**To be done:** From the listing below, pull out every line where the string "this" appears.

**Data section:**
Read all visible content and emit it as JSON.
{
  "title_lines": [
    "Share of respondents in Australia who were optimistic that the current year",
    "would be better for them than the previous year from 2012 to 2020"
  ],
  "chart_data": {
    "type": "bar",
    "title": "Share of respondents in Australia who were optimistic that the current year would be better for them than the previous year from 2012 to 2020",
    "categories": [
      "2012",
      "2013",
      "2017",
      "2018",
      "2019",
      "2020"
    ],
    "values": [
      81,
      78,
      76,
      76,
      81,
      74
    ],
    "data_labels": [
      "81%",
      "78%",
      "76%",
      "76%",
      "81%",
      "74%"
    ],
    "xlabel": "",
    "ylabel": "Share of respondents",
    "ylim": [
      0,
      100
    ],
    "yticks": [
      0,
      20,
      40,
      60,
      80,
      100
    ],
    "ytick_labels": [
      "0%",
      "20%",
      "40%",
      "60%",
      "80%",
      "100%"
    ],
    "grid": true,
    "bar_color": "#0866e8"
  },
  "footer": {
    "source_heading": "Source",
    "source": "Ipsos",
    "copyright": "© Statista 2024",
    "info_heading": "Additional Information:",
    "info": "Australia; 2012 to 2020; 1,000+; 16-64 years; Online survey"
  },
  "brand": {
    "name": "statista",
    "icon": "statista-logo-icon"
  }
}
...
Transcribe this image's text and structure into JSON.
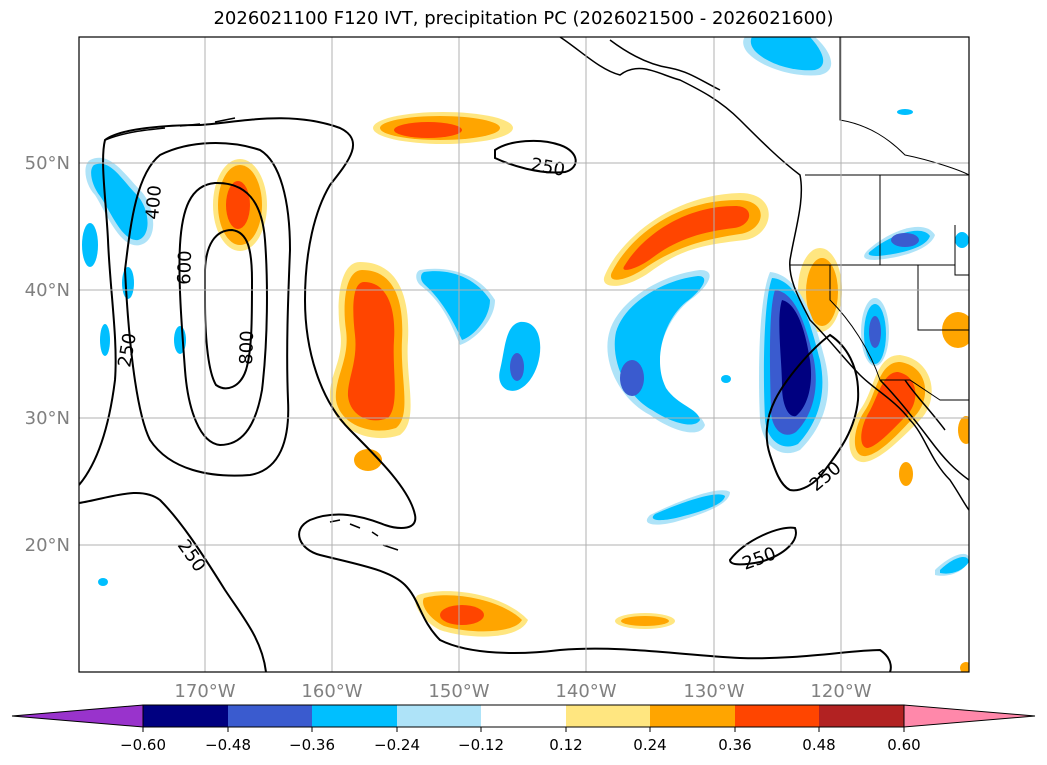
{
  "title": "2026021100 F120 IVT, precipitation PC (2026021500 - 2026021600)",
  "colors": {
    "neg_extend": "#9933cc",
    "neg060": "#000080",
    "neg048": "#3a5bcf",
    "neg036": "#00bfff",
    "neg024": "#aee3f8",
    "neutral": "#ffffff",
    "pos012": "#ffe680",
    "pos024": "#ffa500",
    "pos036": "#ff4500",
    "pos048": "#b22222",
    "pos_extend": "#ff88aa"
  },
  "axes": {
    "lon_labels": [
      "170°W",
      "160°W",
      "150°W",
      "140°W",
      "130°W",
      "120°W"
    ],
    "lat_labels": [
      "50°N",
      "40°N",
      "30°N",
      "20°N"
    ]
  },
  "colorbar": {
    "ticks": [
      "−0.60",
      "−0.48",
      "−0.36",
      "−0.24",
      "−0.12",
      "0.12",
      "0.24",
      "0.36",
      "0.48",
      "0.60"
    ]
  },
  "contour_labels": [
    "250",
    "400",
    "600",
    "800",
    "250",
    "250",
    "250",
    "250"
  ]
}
---
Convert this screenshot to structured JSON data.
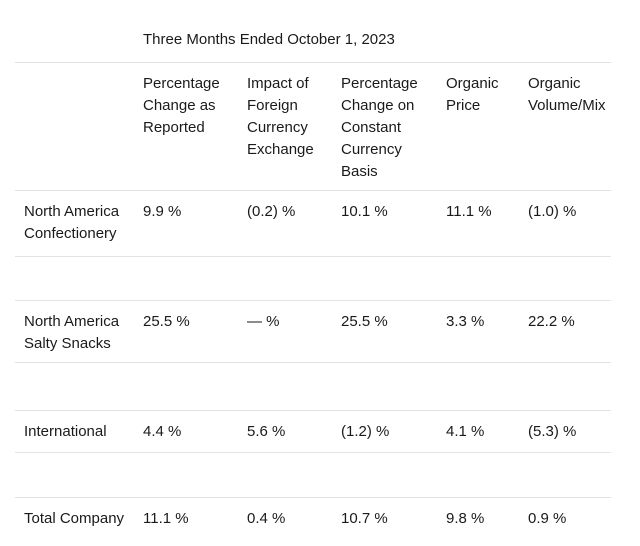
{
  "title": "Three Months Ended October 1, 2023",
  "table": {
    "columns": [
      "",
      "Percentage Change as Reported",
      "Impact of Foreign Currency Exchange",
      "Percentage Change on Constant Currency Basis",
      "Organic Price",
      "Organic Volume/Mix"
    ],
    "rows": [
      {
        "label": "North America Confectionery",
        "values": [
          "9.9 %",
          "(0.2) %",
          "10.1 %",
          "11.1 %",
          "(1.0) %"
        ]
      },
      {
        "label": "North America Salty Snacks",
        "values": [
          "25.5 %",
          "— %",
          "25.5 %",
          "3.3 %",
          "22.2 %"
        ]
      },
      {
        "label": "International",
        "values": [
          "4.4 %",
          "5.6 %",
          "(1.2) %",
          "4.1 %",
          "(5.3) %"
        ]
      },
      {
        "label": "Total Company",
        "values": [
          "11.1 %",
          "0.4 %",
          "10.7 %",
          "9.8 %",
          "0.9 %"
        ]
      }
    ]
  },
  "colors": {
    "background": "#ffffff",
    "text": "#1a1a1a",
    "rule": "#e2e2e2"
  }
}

**The solution:**
Transcribe this image's text and structure into JSON.
Convert this screenshot to structured JSON data.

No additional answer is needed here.